> Exercise instructions
Below are records to be output exactly, every one of them.

> Input for this task
○ ○ ○ ○
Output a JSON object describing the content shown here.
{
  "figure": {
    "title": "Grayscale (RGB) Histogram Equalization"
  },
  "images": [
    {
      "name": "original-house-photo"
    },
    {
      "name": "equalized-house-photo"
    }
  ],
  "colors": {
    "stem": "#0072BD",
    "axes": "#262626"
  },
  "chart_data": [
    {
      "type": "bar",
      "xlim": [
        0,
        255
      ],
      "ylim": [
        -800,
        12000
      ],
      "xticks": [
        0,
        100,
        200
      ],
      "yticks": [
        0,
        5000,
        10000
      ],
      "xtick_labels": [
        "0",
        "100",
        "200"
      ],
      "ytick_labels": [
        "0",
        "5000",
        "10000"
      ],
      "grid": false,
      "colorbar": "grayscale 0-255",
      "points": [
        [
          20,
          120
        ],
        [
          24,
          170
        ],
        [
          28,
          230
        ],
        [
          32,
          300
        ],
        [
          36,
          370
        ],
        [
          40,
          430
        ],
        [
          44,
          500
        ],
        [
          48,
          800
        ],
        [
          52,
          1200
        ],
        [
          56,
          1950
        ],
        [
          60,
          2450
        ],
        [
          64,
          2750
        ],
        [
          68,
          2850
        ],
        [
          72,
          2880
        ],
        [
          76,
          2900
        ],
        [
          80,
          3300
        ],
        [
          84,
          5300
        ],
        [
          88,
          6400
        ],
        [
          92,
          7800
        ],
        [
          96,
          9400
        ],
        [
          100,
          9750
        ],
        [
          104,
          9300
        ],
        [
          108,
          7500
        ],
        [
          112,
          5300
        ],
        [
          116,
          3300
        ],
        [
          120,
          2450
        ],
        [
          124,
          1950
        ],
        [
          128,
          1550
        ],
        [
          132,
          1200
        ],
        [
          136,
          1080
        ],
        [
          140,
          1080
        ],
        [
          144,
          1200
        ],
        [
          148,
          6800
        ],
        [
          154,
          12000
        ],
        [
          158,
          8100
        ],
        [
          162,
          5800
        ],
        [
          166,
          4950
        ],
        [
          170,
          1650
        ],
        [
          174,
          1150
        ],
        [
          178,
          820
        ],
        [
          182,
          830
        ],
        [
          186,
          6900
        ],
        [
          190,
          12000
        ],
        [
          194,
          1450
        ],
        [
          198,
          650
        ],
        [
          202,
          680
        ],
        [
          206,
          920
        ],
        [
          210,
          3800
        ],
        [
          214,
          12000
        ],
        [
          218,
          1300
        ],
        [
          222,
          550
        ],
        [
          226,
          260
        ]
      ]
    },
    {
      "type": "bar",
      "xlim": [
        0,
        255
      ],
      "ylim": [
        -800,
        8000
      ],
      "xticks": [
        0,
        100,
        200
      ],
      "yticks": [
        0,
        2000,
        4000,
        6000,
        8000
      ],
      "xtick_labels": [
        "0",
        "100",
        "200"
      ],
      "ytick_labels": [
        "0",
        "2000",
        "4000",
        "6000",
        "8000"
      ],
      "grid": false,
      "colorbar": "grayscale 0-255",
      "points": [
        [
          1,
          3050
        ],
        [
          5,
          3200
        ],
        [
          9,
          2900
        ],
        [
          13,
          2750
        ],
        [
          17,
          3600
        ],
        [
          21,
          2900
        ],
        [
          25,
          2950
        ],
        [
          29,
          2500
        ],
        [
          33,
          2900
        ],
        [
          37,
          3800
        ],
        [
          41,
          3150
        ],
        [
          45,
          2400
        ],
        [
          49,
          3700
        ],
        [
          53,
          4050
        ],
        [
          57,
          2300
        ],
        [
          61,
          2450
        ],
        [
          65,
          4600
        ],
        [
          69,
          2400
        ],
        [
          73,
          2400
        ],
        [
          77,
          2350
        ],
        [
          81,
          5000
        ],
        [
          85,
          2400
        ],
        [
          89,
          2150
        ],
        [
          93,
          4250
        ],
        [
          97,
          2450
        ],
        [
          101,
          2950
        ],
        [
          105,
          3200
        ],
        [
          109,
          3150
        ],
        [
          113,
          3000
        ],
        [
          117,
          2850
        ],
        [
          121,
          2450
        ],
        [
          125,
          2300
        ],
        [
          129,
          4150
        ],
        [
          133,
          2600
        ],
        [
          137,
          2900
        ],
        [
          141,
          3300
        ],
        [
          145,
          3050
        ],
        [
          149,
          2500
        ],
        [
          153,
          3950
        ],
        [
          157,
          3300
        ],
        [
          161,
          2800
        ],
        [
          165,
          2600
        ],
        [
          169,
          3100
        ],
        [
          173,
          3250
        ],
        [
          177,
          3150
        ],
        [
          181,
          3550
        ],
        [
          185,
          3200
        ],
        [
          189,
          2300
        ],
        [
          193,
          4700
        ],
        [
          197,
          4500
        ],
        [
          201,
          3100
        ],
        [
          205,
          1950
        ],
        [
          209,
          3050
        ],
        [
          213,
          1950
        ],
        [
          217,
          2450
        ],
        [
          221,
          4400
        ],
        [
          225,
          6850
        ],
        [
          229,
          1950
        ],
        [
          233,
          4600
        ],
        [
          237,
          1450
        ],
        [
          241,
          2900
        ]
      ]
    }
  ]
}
○ ○ ○ ○
> Answer below
Output a JSON object describing the content shown here.
{
  "figure": {
    "title": "Grayscale (RGB) Histogram Equalization"
  },
  "images": [
    {
      "name": "original-house-photo"
    },
    {
      "name": "equalized-house-photo"
    }
  ],
  "colors": {
    "stem": "#0072BD",
    "axes": "#262626"
  },
  "chart_data": [
    {
      "type": "bar",
      "xlim": [
        0,
        255
      ],
      "ylim": [
        -800,
        12000
      ],
      "xticks": [
        0,
        100,
        200
      ],
      "yticks": [
        0,
        5000,
        10000
      ],
      "xtick_labels": [
        "0",
        "100",
        "200"
      ],
      "ytick_labels": [
        "0",
        "5000",
        "10000"
      ],
      "grid": false,
      "colorbar": "grayscale 0-255",
      "points": [
        [
          20,
          120
        ],
        [
          24,
          170
        ],
        [
          28,
          230
        ],
        [
          32,
          300
        ],
        [
          36,
          370
        ],
        [
          40,
          430
        ],
        [
          44,
          500
        ],
        [
          48,
          800
        ],
        [
          52,
          1200
        ],
        [
          56,
          1950
        ],
        [
          60,
          2450
        ],
        [
          64,
          2750
        ],
        [
          68,
          2850
        ],
        [
          72,
          2880
        ],
        [
          76,
          2900
        ],
        [
          80,
          3300
        ],
        [
          84,
          5300
        ],
        [
          88,
          6400
        ],
        [
          92,
          7800
        ],
        [
          96,
          9400
        ],
        [
          100,
          9750
        ],
        [
          104,
          9300
        ],
        [
          108,
          7500
        ],
        [
          112,
          5300
        ],
        [
          116,
          3300
        ],
        [
          120,
          2450
        ],
        [
          124,
          1950
        ],
        [
          128,
          1550
        ],
        [
          132,
          1200
        ],
        [
          136,
          1080
        ],
        [
          140,
          1080
        ],
        [
          144,
          1200
        ],
        [
          148,
          6800
        ],
        [
          154,
          12000
        ],
        [
          158,
          8100
        ],
        [
          162,
          5800
        ],
        [
          166,
          4950
        ],
        [
          170,
          1650
        ],
        [
          174,
          1150
        ],
        [
          178,
          820
        ],
        [
          182,
          830
        ],
        [
          186,
          6900
        ],
        [
          190,
          12000
        ],
        [
          194,
          1450
        ],
        [
          198,
          650
        ],
        [
          202,
          680
        ],
        [
          206,
          920
        ],
        [
          210,
          3800
        ],
        [
          214,
          12000
        ],
        [
          218,
          1300
        ],
        [
          222,
          550
        ],
        [
          226,
          260
        ]
      ]
    },
    {
      "type": "bar",
      "xlim": [
        0,
        255
      ],
      "ylim": [
        -800,
        8000
      ],
      "xticks": [
        0,
        100,
        200
      ],
      "yticks": [
        0,
        2000,
        4000,
        6000,
        8000
      ],
      "xtick_labels": [
        "0",
        "100",
        "200"
      ],
      "ytick_labels": [
        "0",
        "2000",
        "4000",
        "6000",
        "8000"
      ],
      "grid": false,
      "colorbar": "grayscale 0-255",
      "points": [
        [
          1,
          3050
        ],
        [
          5,
          3200
        ],
        [
          9,
          2900
        ],
        [
          13,
          2750
        ],
        [
          17,
          3600
        ],
        [
          21,
          2900
        ],
        [
          25,
          2950
        ],
        [
          29,
          2500
        ],
        [
          33,
          2900
        ],
        [
          37,
          3800
        ],
        [
          41,
          3150
        ],
        [
          45,
          2400
        ],
        [
          49,
          3700
        ],
        [
          53,
          4050
        ],
        [
          57,
          2300
        ],
        [
          61,
          2450
        ],
        [
          65,
          4600
        ],
        [
          69,
          2400
        ],
        [
          73,
          2400
        ],
        [
          77,
          2350
        ],
        [
          81,
          5000
        ],
        [
          85,
          2400
        ],
        [
          89,
          2150
        ],
        [
          93,
          4250
        ],
        [
          97,
          2450
        ],
        [
          101,
          2950
        ],
        [
          105,
          3200
        ],
        [
          109,
          3150
        ],
        [
          113,
          3000
        ],
        [
          117,
          2850
        ],
        [
          121,
          2450
        ],
        [
          125,
          2300
        ],
        [
          129,
          4150
        ],
        [
          133,
          2600
        ],
        [
          137,
          2900
        ],
        [
          141,
          3300
        ],
        [
          145,
          3050
        ],
        [
          149,
          2500
        ],
        [
          153,
          3950
        ],
        [
          157,
          3300
        ],
        [
          161,
          2800
        ],
        [
          165,
          2600
        ],
        [
          169,
          3100
        ],
        [
          173,
          3250
        ],
        [
          177,
          3150
        ],
        [
          181,
          3550
        ],
        [
          185,
          3200
        ],
        [
          189,
          2300
        ],
        [
          193,
          4700
        ],
        [
          197,
          4500
        ],
        [
          201,
          3100
        ],
        [
          205,
          1950
        ],
        [
          209,
          3050
        ],
        [
          213,
          1950
        ],
        [
          217,
          2450
        ],
        [
          221,
          4400
        ],
        [
          225,
          6850
        ],
        [
          229,
          1950
        ],
        [
          233,
          4600
        ],
        [
          237,
          1450
        ],
        [
          241,
          2900
        ]
      ]
    }
  ]
}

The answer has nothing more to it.